Data entries
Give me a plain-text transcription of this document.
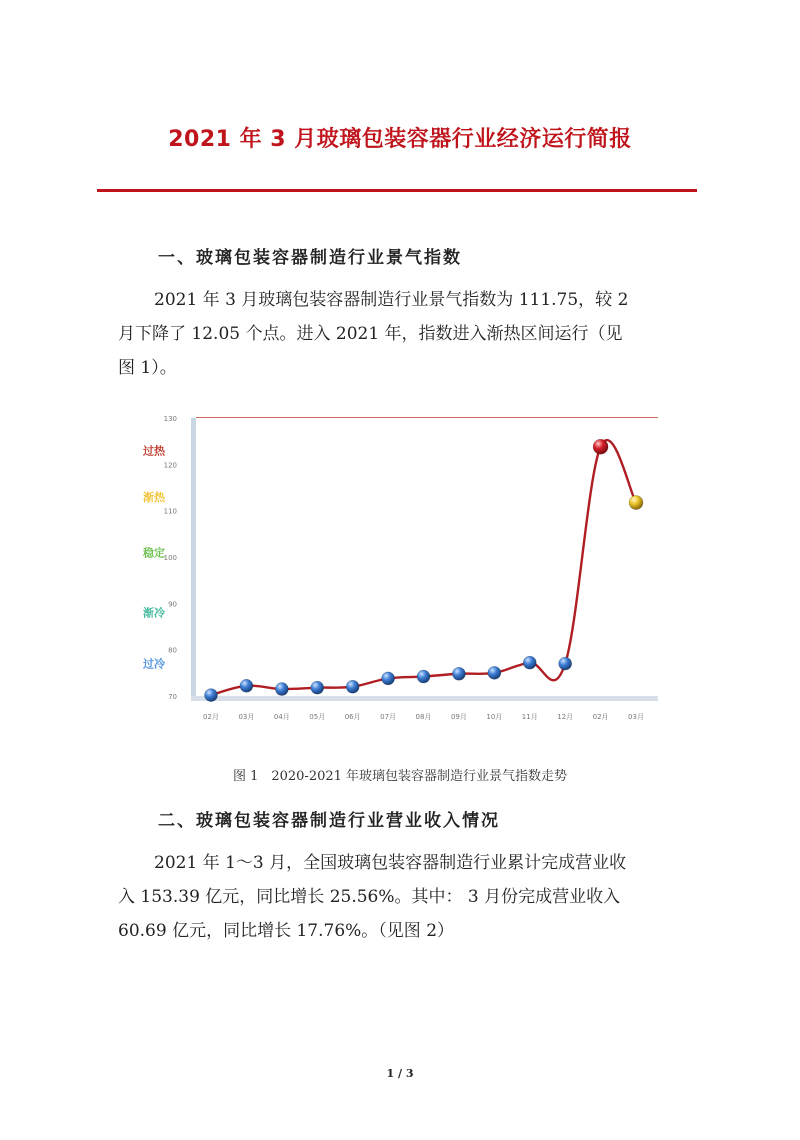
2021 年 3 月玻璃包装容器行业经济运行简报
一、玻璃包装容器制造行业景气指数
2021 年 3 月玻璃包装容器制造行业景气指数为 111.75，较 2
月下降了 12.05 个点。进入 2021 年，指数进入渐热区间运行（见
图 1）。
过热
渐热
稳定
渐冷
过冷
70
80
90
100
110
120
130
02月	03月	04月	05月	06月	07月	08月	09月	10月	11月	12月	02月	03月
图 1　2020-2021 年玻璃包装容器制造行业景气指数走势
二、玻璃包装容器制造行业营业收入情况
2021 年 1～3 月，全国玻璃包装容器制造行业累计完成营业收
入 153.39 亿元，同比增长 25.56%。其中： 3 月份完成营业收入
60.69 亿元，同比增长 17.76%。（见图 2）
1 / 3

DIRECTION
From the material above, reproduce everything verbatim except the pictures.

REPLY TO THE TASK
Give me a plain-text transcription of this document.
2021 年 3 月玻璃包装容器行业经济运行简报
一、玻璃包装容器制造行业景气指数
2021 年 3 月玻璃包装容器制造行业景气指数为 111.75，较 2
月下降了 12.05 个点。进入 2021 年，指数进入渐热区间运行（见
图 1）。
过热
渐热
稳定
渐冷
过冷
70
80
90
100
110
120
130
02月	03月	04月	05月	06月	07月	08月	09月	10月	11月	12月	02月	03月
图 1　2020-2021 年玻璃包装容器制造行业景气指数走势
二、玻璃包装容器制造行业营业收入情况
2021 年 1～3 月，全国玻璃包装容器制造行业累计完成营业收
入 153.39 亿元，同比增长 25.56%。其中： 3 月份完成营业收入
60.69 亿元，同比增长 17.76%。（见图 2）
1 / 3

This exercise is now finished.